Fragmento para leer.
"""
Antes de irnos nos tomamos otra caña, para olvidar que estamos casi a 40 grados y así recuperar fuerzas para visitar el decorado que le da nombre al lugar, Fort Bravo, la fortaleza del ejército de caballería preparada para resistir los ataques de los indios. A simple vista impone, pero luego, a medida que nos acercamos se va volviendo cada vez más pequeña y más como de mentira. Una vez dentro de ella parece de juguete. Dentro todo está como a medio hacer o a deshacer, en realidad hemos caminado hacia ella para ver poca cosa, unos cuantos tablones y más cartón piedra.Después otra caminata hacia los “tippis” indios y nueva decepción. Son simples lonas pintadas con spray. Dentro de ellas no hay absolutamente nada, solo un nauseabundo olor que nos hace plantearnos qué hace esta gente con todo el dinero de las entradas y los rodajes. Aquí todo es de mentira y parece de la peor calidad. Ciertamente ahí reside gran parte del encanto de la visita. No nos llevamos ningún souvenir por tener unos precios bastante altos. Así como tampoco nos hacemos ninguna foto oficial con los disfraces que la organización pone a disposición de los turistas. Una fotografía son 7€. El software que las transforma en sepia está basado en Windows 95, y los disfraces tampoco son nada del otro mundo. Eso sí, hemos fotografiado cada detalle del lugar con nuestra cámara, para luego poder compararlo con los escenarios de viejas películas. Tras unas tres horas en el lugar abandonamos “Texas Hollywood”, dejando tras de nosotros una nube de polvo que hace que la visión de los escenarios parezca realmente la de nuestra huída de un pueblo del Oeste tras asaltar el banco. Decadente, destartalado y sucio, pero interesante. Pese a todo, nos vamos satisfechos mientras ya barrunto escribir un artículo, este artículo, sobre lo vivido.
"""
Información proporcionada.
"""
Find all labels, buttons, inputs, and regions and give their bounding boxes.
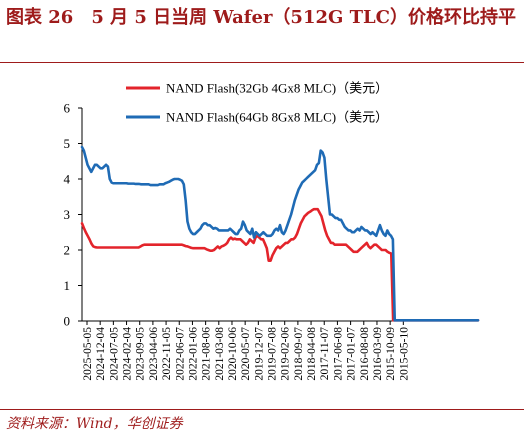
"""
Instrucciones de la tarea.
Responde con datos del fragmento sobre la visita a Fort Bravo:
1. ¿Cuánto cuesta una fotografía oficial con los disfraces?
2. ¿Qué son los “tippis” indios, según el fragmento?
3. ¿Cuánto tiempo pasan en el lugar antes de marcharse?

Respuesta escrita.
1. Cuesta 7€.
2. Son simples lonas pintadas con spray.
3. Pasan unas tres horas.